▶ [Do this]: From the listing below, pull out every line where the string "xlabel" appears.

■ ■ ■ ■ ■ ■ ■

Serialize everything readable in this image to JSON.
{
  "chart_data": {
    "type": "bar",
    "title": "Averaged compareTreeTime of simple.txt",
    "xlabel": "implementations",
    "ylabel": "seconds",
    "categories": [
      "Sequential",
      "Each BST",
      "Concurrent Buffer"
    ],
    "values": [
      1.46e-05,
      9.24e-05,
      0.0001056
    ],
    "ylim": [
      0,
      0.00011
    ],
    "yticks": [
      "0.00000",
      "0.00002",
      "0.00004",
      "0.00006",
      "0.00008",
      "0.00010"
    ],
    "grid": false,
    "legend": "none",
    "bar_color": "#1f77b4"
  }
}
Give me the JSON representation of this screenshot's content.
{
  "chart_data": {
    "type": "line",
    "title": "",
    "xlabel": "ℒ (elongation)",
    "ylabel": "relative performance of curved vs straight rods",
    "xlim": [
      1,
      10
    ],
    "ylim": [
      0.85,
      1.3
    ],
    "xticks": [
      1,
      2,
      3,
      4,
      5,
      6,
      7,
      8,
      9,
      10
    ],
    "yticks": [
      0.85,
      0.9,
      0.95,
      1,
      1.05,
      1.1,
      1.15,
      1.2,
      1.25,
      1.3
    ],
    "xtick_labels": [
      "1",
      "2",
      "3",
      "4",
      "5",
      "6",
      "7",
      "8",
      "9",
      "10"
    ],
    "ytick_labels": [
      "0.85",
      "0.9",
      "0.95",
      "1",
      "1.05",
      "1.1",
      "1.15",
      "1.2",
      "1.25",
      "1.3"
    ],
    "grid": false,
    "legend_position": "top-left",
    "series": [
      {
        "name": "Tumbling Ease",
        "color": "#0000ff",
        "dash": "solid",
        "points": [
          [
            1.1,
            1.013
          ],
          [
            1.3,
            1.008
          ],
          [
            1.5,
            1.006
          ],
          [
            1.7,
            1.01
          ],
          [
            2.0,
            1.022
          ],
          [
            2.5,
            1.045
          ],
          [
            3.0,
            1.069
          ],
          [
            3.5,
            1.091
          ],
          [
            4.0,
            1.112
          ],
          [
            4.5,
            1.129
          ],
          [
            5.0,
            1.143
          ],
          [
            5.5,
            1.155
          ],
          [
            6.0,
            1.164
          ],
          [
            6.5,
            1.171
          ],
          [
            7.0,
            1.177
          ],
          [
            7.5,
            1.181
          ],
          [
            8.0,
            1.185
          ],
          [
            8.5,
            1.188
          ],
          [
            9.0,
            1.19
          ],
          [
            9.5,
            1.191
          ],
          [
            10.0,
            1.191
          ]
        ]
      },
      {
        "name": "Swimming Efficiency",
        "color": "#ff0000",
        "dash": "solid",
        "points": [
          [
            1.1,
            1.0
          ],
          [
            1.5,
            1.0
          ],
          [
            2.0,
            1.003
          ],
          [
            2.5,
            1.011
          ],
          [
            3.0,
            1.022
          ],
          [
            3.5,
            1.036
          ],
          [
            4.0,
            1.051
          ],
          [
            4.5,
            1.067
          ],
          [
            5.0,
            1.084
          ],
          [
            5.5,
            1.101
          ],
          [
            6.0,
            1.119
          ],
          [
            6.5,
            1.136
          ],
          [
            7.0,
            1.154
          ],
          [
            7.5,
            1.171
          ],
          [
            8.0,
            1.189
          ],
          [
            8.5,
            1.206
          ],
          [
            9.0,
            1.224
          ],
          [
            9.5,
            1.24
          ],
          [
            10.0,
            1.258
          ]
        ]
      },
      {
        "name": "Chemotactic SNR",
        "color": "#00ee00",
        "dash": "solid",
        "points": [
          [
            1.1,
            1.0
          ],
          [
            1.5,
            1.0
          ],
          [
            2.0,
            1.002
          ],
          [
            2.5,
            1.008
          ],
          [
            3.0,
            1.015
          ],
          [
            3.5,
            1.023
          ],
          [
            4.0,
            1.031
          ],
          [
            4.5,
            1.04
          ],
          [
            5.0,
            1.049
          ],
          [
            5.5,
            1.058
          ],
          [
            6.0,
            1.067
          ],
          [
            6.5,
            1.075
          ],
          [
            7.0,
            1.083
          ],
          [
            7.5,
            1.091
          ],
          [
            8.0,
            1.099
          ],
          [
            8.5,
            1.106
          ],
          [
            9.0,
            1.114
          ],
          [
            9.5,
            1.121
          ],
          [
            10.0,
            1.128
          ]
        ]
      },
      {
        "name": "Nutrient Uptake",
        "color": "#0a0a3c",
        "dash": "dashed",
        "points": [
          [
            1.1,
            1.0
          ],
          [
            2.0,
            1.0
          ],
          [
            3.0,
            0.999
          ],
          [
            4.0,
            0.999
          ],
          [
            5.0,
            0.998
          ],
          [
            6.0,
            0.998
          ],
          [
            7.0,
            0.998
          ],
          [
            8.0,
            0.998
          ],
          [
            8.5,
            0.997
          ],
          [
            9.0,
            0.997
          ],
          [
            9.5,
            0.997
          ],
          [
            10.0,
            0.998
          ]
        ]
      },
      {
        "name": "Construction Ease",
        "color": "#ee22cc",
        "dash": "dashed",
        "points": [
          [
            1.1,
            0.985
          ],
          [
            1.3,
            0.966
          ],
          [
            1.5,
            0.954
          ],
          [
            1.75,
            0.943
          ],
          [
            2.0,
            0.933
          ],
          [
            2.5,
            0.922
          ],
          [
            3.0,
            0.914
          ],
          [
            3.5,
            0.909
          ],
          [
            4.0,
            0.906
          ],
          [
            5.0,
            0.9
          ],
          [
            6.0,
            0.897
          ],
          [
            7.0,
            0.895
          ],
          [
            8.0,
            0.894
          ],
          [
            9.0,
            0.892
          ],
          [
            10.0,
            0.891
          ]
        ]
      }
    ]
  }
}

■ ■ ■ ■ ■ ■ ■

▶ [Output below]:
    "xlabel": "implementations",
    "xlabel": "ℒ (elongation)",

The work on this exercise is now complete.